§ What is needed
Return all lines that include the string "einmal".

(Records contained in a dataset)
★ ★ ★
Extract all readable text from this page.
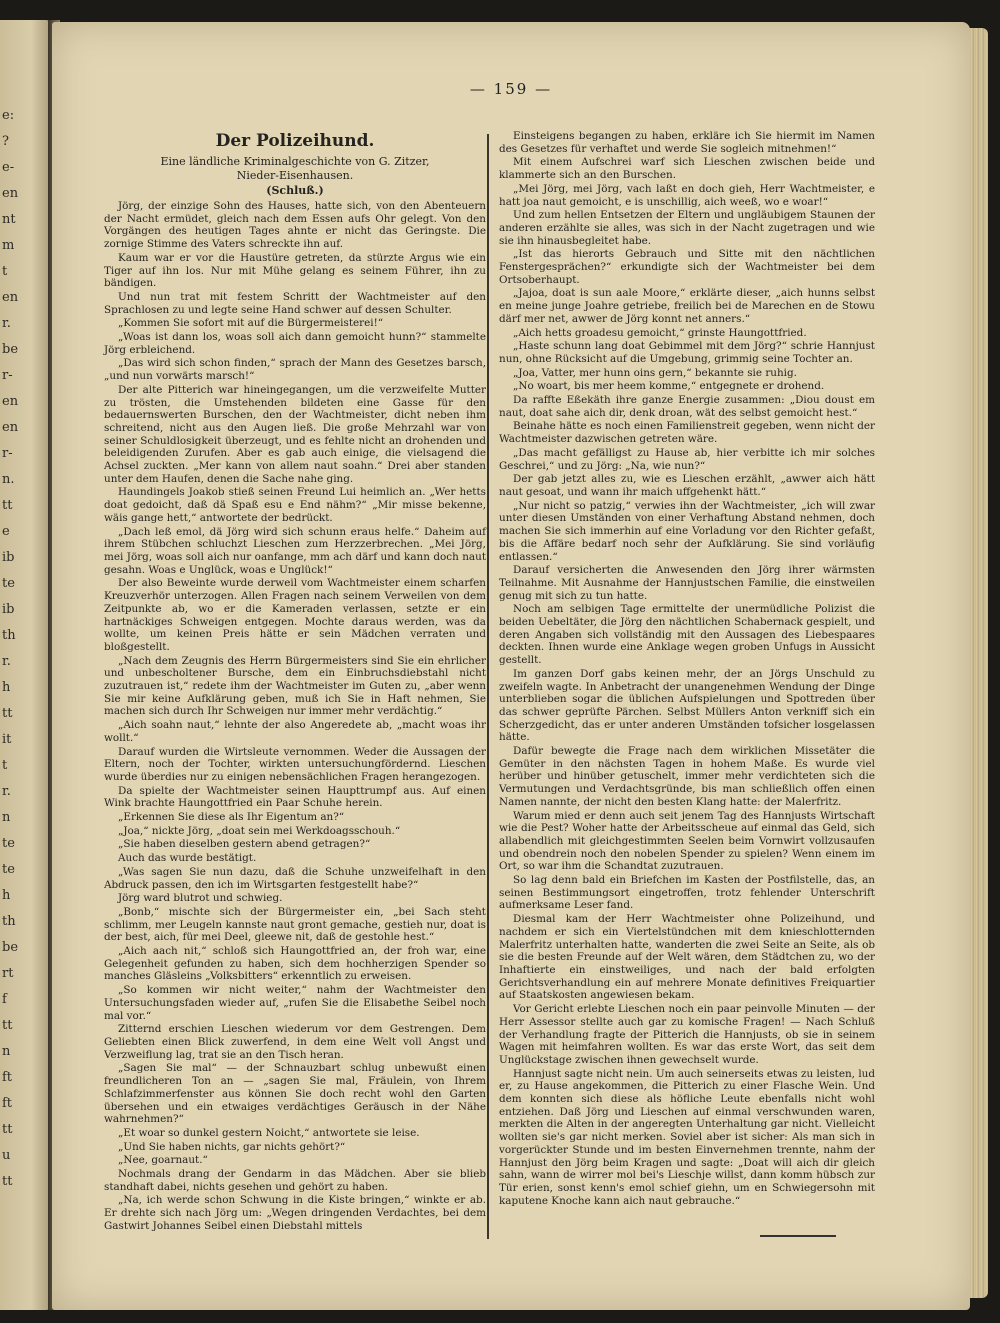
e:
?
e-
en
nt
m
t
en
r.
be
r-
en
en
r-
n.
tt
e
ib
te
ib
th
r.
h
tt
it
t
r.
n
te
te
h
th
be
rt
f
tt
n
ft
ft
tt
u
tt
— 159 —

Der Polizeihund.

Eine ländliche Kriminalgeschichte von G. Zitzer,

Nieder-Eisenhausen.

(Schluß.)

Jörg, der einzige Sohn des Hauses, hatte sich, von den Abenteuern der Nacht ermüdet, gleich nach dem Essen aufs Ohr gelegt. Von den Vorgängen des heutigen Tages ahnte er nicht das Geringste. Die zornige Stimme des Vaters schreckte ihn auf.

Kaum war er vor die Haustüre getreten, da stürzte Argus wie ein Tiger auf ihn los. Nur mit Mühe gelang es seinem Führer, ihn zu bändigen.

Und nun trat mit festem Schritt der Wachtmeister auf den Sprachlosen zu und legte seine Hand schwer auf dessen Schulter.

„Kommen Sie sofort mit auf die Bürgermeisterei!“

„Woas ist dann los, woas soll aich dann gemoicht hunn?“ stammelte Jörg erbleichend.

„Das wird sich schon finden,“ sprach der Mann des Gesetzes barsch, „und nun vorwärts marsch!“

Der alte Pitterich war hineingegangen, um die verzweifelte Mutter zu trösten, die Umstehenden bildeten eine Gasse für den bedauernswerten Burschen, den der Wachtmeister, dicht neben ihm schreitend, nicht aus den Augen ließ. Die große Mehrzahl war von seiner Schuldlosigkeit überzeugt, und es fehlte nicht an drohenden und beleidigenden Zurufen. Aber es gab auch einige, die vielsagend die Achsel zuckten. „Mer kann von allem naut soahn.“ Drei aber standen unter dem Haufen, denen die Sache nahe ging.

Haundingels Joakob stieß seinen Freund Lui heimlich an. „Wer hetts doat gedoicht, daß dä Spaß esu e End nähm?“ „Mir misse bekenne, wäis gange hett,“ antwortete der bedrückt.

„Dach leß emol, dä Jörg wird sich schunn eraus helfe.“ Daheim auf ihrem Stübchen schluchzt Lieschen zum Herzzerbrechen. „Mei Jörg, mei Jörg, woas soll aich nur oanfange, mm ach därf und kann doch naut gesahn. Woas e Unglück, woas e Unglück!“

Der also Beweinte wurde derweil vom Wachtmeister einem scharfen Kreuzverhör unterzogen. Allen Fragen nach seinem Verweilen von dem Zeitpunkte ab, wo er die Kameraden verlassen, setzte er ein hartnäckiges Schweigen entgegen. Mochte daraus werden, was da wollte, um keinen Preis hätte er sein Mädchen verraten und bloßgestellt.

„Nach dem Zeugnis des Herrn Bürgermeisters sind Sie ein ehrlicher und unbescholtener Bursche, dem ein Einbruchsdiebstahl nicht zuzutrauen ist,“ redete ihm der Wachtmeister im Guten zu, „aber wenn Sie mir keine Aufklärung geben, muß ich Sie in Haft nehmen, Sie machen sich durch Ihr Schweigen nur immer mehr verdächtig.“

„Aich soahn naut,“ lehnte der also Angeredete ab, „macht woas ihr wollt.“

Darauf wurden die Wirtsleute vernommen. Weder die Aussagen der Eltern, noch der Tochter, wirkten untersuchungfördernd. Lieschen wurde überdies nur zu einigen nebensächlichen Fragen herangezogen.

Da spielte der Wachtmeister seinen Haupttrumpf aus. Auf einen Wink brachte Haungottfried ein Paar Schuhe herein.

„Erkennen Sie diese als Ihr Eigentum an?“

„Joa,“ nickte Jörg, „doat sein mei Werkdoagsschouh.“

„Sie haben dieselben gestern abend getragen?“

Auch das wurde bestätigt.

„Was sagen Sie nun dazu, daß die Schuhe unzweifelhaft in den Abdruck passen, den ich im Wirtsgarten festgestellt habe?“

Jörg ward blutrot und schwieg.

„Bonb,“ mischte sich der Bürgermeister ein, „bei Sach steht schlimm, mer Leugeln kannste naut gront gemache, gestieh nur, doat is der best, aich, für mei Deel, gleewe nit, daß de gestohle hest.“

„Aich aach nit,“ schloß sich Haungottfried an, der froh war, eine Gelegenheit gefunden zu haben, sich dem hochherzigen Spender so manches Gläsleins „Volksbitters“ erkenntlich zu erweisen.

„So kommen wir nicht weiter,“ nahm der Wachtmeister den Untersuchungsfaden wieder auf, „rufen Sie die Elisabethe Seibel noch mal vor.“

Zitternd erschien Lieschen wiederum vor dem Gestrengen. Dem Geliebten einen Blick zuwerfend, in dem eine Welt voll Angst und Verzweiflung lag, trat sie an den Tisch heran.

„Sagen Sie mal“ — der Schnauzbart schlug unbewußt einen freundlicheren Ton an — „sagen Sie mal, Fräulein, von Ihrem Schlafzimmerfenster aus können Sie doch recht wohl den Garten übersehen und ein etwaiges verdächtiges Geräusch in der Nähe wahrnehmen?“

„Et woar so dunkel gestern Noicht,“ antwortete sie leise.

„Und Sie haben nichts, gar nichts gehört?“

„Nee, goarnaut.“

Nochmals drang der Gendarm in das Mädchen. Aber sie blieb standhaft dabei, nichts gesehen und gehört zu haben.

„Na, ich werde schon Schwung in die Kiste bringen,“ winkte er ab. Er drehte sich nach Jörg um: „Wegen dringenden Verdachtes, bei dem Gastwirt Johannes Seibel einen Diebstahl mittels

Einsteigens begangen zu haben, erkläre ich Sie hiermit im Namen des Gesetzes für verhaftet und werde Sie sogleich mitnehmen!“

Mit einem Aufschrei warf sich Lieschen zwischen beide und klammerte sich an den Burschen.

„Mei Jörg, mei Jörg, vach laßt en doch gieh, Herr Wachtmeister, e hatt joa naut gemoicht, e is unschillig, aich weeß, wo e woar!“

Und zum hellen Entsetzen der Eltern und ungläubigem Staunen der anderen erzählte sie alles, was sich in der Nacht zugetragen und wie sie ihn hinausbegleitet habe.

„Ist das hierorts Gebrauch und Sitte mit den nächtlichen Fenstergesprächen?“ erkundigte sich der Wachtmeister bei dem Ortsoberhaupt.

„Jajoa, doat is sun aale Moore,“ erklärte dieser, „aich hunns selbst en meine junge Joahre getriebe, freilich bei de Marechen en de Stowu därf mer net, awwer de Jörg konnt net anners.“

„Aich hetts groadesu gemoicht,“ grinste Haungottfried.

„Haste schunn lang doat Gebimmel mit dem Jörg?“ schrie Hannjust nun, ohne Rücksicht auf die Umgebung, grimmig seine Tochter an.

„Joa, Vatter, mer hunn oins gern,“ bekannte sie ruhig.

„No woart, bis mer heem komme,“ entgegnete er drohend.

Da raffte Eßekäth ihre ganze Energie zusammen: „Diou doust em naut, doat sahe aich dir, denk droan, wät des selbst gemoicht hest.“

Beinahe hätte es noch einen Familienstreit gegeben, wenn nicht der Wachtmeister dazwischen getreten wäre.

„Das macht gefälligst zu Hause ab, hier verbitte ich mir solches Geschrei,“ und zu Jörg: „Na, wie nun?“

Der gab jetzt alles zu, wie es Lieschen erzählt, „awwer aich hätt naut gesoat, und wann ihr maich uffgehenkt hätt.“

„Nur nicht so patzig,“ verwies ihn der Wachtmeister, „ich will zwar unter diesen Umständen von einer Verhaftung Abstand nehmen, doch machen Sie sich immerhin auf eine Vorladung vor den Richter gefaßt, bis die Affäre bedarf noch sehr der Aufklärung. Sie sind vorläufig entlassen.“

Darauf versicherten die Anwesenden den Jörg ihrer wärmsten Teilnahme. Mit Ausnahme der Hannjustschen Familie, die einstweilen genug mit sich zu tun hatte.

Noch am selbigen Tage ermittelte der unermüdliche Polizist die beiden Uebeltäter, die Jörg den nächtlichen Schabernack gespielt, und deren Angaben sich vollständig mit den Aussagen des Liebespaares deckten. Ihnen wurde eine Anklage wegen groben Unfugs in Aussicht gestellt.

Im ganzen Dorf gabs keinen mehr, der an Jörgs Unschuld zu zweifeln wagte. In Anbetracht der unangenehmen Wendung der Dinge unterblieben sogar die üblichen Aufspielungen und Spottreden über das schwer geprüfte Pärchen. Selbst Müllers Anton verkniff sich ein Scherzgedicht, das er unter anderen Umständen tofsicher losgelassen hätte.

Dafür bewegte die Frage nach dem wirklichen Missetäter die Gemüter in den nächsten Tagen in hohem Maße. Es wurde viel herüber und hinüber getuschelt, immer mehr verdichteten sich die Vermutungen und Verdachtsgründe, bis man schließlich offen einen Namen nannte, der nicht den besten Klang hatte: der Malerfritz.

Warum mied er denn auch seit jenem Tag des Hannjusts Wirtschaft wie die Pest? Woher hatte der Arbeitsscheue auf einmal das Geld, sich allabendlich mit gleichgestimmten Seelen beim Vornwirt vollzusaufen und obendrein noch den nobelen Spender zu spielen? Wenn einem im Ort, so war ihm die Schandtat zuzutrauen.

So lag denn bald ein Briefchen im Kasten der Postfilstelle, das, an seinen Bestimmungsort eingetroffen, trotz fehlender Unterschrift aufmerksame Leser fand.

Diesmal kam der Herr Wachtmeister ohne Polizeihund, und nachdem er sich ein Viertelstündchen mit dem knieschlotternden Malerfritz unterhalten hatte, wanderten die zwei Seite an Seite, als ob sie die besten Freunde auf der Welt wären, dem Städtchen zu, wo der Inhaftierte ein einstweiliges, und nach der bald erfolgten Gerichtsverhandlung ein auf mehrere Monate definitives Freiquartier auf Staatskosten angewiesen bekam.

Vor Gericht erlebte Lieschen noch ein paar peinvolle Minuten — der Herr Assessor stellte auch gar zu komische Fragen! — Nach Schluß der Verhandlung fragte der Pitterich die Hannjusts, ob sie in seinem Wagen mit heimfahren wollten. Es war das erste Wort, das seit dem Unglückstage zwischen ihnen gewechselt wurde.

Hannjust sagte nicht nein. Um auch seinerseits etwas zu leisten, lud er, zu Hause angekommen, die Pitterich zu einer Flasche Wein. Und dem konnten sich diese als höfliche Leute ebenfalls nicht wohl entziehen. Daß Jörg und Lieschen auf einmal verschwunden waren, merkten die Alten in der angeregten Unterhaltung gar nicht. Vielleicht wollten sie's gar nicht merken. Soviel aber ist sicher: Als man sich in vorgerückter Stunde und im besten Einvernehmen trennte, nahm der Hannjust den Jörg beim Kragen und sagte: „Doat will aich dir gleich sahn, wann de wirrer mol bei's Lieschje willst, dann komm hübsch zur Tür erien, sonst kenn's emol schief giehn, um en Schwiegersohn mit kaputene Knoche kann aich naut gebrauche.“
★ ★ ★
§ Output of the task
Warum mied er denn auch seit jenem Tag des Hannjusts Wirtschaft wie die Pest? Woher hatte der Arbeitsscheue auf einmal das Geld, sich allabendlich mit gleichgestimmten Seelen beim Vornwirt vollzusaufen und obendrein noch den nobelen Spender zu spielen? Wenn einem im Ort, so war ihm die Schandtat zuzutrauen.
Hannjust sagte nicht nein. Um auch seinerseits etwas zu leisten, lud er, zu Hause angekommen, die Pitterich zu einer Flasche Wein. Und dem konnten sich diese als höfliche Leute ebenfalls nicht wohl entziehen. Daß Jörg und Lieschen auf einmal verschwunden waren, merkten die Alten in der angeregten Unterhaltung gar nicht. Vielleicht wollten sie's gar nicht merken. Soviel aber ist sicher: Als man sich in vorgerückter Stunde und im besten Einvernehmen trennte, nahm der Hannjust den Jörg beim Kragen und sagte: „Doat will aich dir gleich sahn, wann de wirrer mol bei's Lieschje willst, dann komm hübsch zur Tür erien, sonst kenn's emol schief giehn, um en Schwiegersohn mit kaputene Knoche kann aich naut gebrauche.“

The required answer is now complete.